**EXERCISE INSTRUCTIONS:**
Every line of the records below should be restated exactly.
◆ ◆ ◆ ◆
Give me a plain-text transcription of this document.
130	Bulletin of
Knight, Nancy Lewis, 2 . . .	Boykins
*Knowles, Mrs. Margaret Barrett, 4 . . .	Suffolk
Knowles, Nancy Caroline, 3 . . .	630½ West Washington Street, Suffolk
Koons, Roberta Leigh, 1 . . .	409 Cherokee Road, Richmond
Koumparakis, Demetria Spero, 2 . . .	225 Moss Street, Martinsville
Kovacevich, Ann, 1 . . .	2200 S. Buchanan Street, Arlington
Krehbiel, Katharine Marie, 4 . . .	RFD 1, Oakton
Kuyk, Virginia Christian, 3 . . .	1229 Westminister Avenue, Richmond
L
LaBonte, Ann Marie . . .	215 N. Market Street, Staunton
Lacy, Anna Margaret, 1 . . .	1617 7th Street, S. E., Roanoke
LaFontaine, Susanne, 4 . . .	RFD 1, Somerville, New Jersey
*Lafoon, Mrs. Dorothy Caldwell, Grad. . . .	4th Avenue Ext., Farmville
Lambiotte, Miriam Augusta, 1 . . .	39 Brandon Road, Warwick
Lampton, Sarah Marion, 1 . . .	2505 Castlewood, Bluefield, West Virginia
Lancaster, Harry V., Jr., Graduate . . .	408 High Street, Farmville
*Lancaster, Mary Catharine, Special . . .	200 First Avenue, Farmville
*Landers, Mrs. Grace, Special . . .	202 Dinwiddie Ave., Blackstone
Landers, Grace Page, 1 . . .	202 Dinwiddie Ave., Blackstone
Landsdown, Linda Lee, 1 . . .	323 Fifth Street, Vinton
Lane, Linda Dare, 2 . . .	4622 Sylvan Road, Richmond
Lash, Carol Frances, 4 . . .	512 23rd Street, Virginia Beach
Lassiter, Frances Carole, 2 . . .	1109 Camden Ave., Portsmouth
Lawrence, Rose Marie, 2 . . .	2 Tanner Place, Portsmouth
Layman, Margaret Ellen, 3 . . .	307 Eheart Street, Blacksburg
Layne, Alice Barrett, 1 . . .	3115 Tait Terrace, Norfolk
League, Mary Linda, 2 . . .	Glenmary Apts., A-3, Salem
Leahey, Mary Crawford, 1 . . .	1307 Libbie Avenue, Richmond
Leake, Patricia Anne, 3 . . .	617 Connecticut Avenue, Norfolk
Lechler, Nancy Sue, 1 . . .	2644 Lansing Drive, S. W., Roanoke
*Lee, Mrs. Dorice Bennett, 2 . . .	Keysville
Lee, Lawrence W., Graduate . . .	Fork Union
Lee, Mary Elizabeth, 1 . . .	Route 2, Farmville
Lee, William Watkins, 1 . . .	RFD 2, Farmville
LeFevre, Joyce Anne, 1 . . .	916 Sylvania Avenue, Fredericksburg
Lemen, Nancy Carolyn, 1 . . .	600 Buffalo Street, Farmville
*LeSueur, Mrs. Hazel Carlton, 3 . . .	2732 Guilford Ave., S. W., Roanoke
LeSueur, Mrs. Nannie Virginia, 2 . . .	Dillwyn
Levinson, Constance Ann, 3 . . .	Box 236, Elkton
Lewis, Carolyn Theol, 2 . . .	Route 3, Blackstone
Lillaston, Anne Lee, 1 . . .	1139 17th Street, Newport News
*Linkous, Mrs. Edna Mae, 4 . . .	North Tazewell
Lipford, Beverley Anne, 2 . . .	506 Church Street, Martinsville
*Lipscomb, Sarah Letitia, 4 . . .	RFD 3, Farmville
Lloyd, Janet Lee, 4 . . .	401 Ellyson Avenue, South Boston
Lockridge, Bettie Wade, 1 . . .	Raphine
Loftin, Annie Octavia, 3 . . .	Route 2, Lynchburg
◆ ◆ ◆ ◆
**FINAL ANSWER:**
Give me a plain-text transcription of this document.
130	Bulletin of
Knight, Nancy Lewis, 2 . . .	Boykins
*Knowles, Mrs. Margaret Barrett, 4 . . .	Suffolk
Knowles, Nancy Caroline, 3 . . .	630½ West Washington Street, Suffolk
Koons, Roberta Leigh, 1 . . .	409 Cherokee Road, Richmond
Koumparakis, Demetria Spero, 2 . . .	225 Moss Street, Martinsville
Kovacevich, Ann, 1 . . .	2200 S. Buchanan Street, Arlington
Krehbiel, Katharine Marie, 4 . . .	RFD 1, Oakton
Kuyk, Virginia Christian, 3 . . .	1229 Westminister Avenue, Richmond
L
LaBonte, Ann Marie . . .	215 N. Market Street, Staunton
Lacy, Anna Margaret, 1 . . .	1617 7th Street, S. E., Roanoke
LaFontaine, Susanne, 4 . . .	RFD 1, Somerville, New Jersey
*Lafoon, Mrs. Dorothy Caldwell, Grad. . . .	4th Avenue Ext., Farmville
Lambiotte, Miriam Augusta, 1 . . .	39 Brandon Road, Warwick
Lampton, Sarah Marion, 1 . . .	2505 Castlewood, Bluefield, West Virginia
Lancaster, Harry V., Jr., Graduate . . .	408 High Street, Farmville
*Lancaster, Mary Catharine, Special . . .	200 First Avenue, Farmville
*Landers, Mrs. Grace, Special . . .	202 Dinwiddie Ave., Blackstone
Landers, Grace Page, 1 . . .	202 Dinwiddie Ave., Blackstone
Landsdown, Linda Lee, 1 . . .	323 Fifth Street, Vinton
Lane, Linda Dare, 2 . . .	4622 Sylvan Road, Richmond
Lash, Carol Frances, 4 . . .	512 23rd Street, Virginia Beach
Lassiter, Frances Carole, 2 . . .	1109 Camden Ave., Portsmouth
Lawrence, Rose Marie, 2 . . .	2 Tanner Place, Portsmouth
Layman, Margaret Ellen, 3 . . .	307 Eheart Street, Blacksburg
Layne, Alice Barrett, 1 . . .	3115 Tait Terrace, Norfolk
League, Mary Linda, 2 . . .	Glenmary Apts., A-3, Salem
Leahey, Mary Crawford, 1 . . .	1307 Libbie Avenue, Richmond
Leake, Patricia Anne, 3 . . .	617 Connecticut Avenue, Norfolk
Lechler, Nancy Sue, 1 . . .	2644 Lansing Drive, S. W., Roanoke
*Lee, Mrs. Dorice Bennett, 2 . . .	Keysville
Lee, Lawrence W., Graduate . . .	Fork Union
Lee, Mary Elizabeth, 1 . . .	Route 2, Farmville
Lee, William Watkins, 1 . . .	RFD 2, Farmville
LeFevre, Joyce Anne, 1 . . .	916 Sylvania Avenue, Fredericksburg
Lemen, Nancy Carolyn, 1 . . .	600 Buffalo Street, Farmville
*LeSueur, Mrs. Hazel Carlton, 3 . . .	2732 Guilford Ave., S. W., Roanoke
LeSueur, Mrs. Nannie Virginia, 2 . . .	Dillwyn
Levinson, Constance Ann, 3 . . .	Box 236, Elkton
Lewis, Carolyn Theol, 2 . . .	Route 3, Blackstone
Lillaston, Anne Lee, 1 . . .	1139 17th Street, Newport News
*Linkous, Mrs. Edna Mae, 4 . . .	North Tazewell
Lipford, Beverley Anne, 2 . . .	506 Church Street, Martinsville
*Lipscomb, Sarah Letitia, 4 . . .	RFD 3, Farmville
Lloyd, Janet Lee, 4 . . .	401 Ellyson Avenue, South Boston
Lockridge, Bettie Wade, 1 . . .	Raphine
Loftin, Annie Octavia, 3 . . .	Route 2, Lynchburg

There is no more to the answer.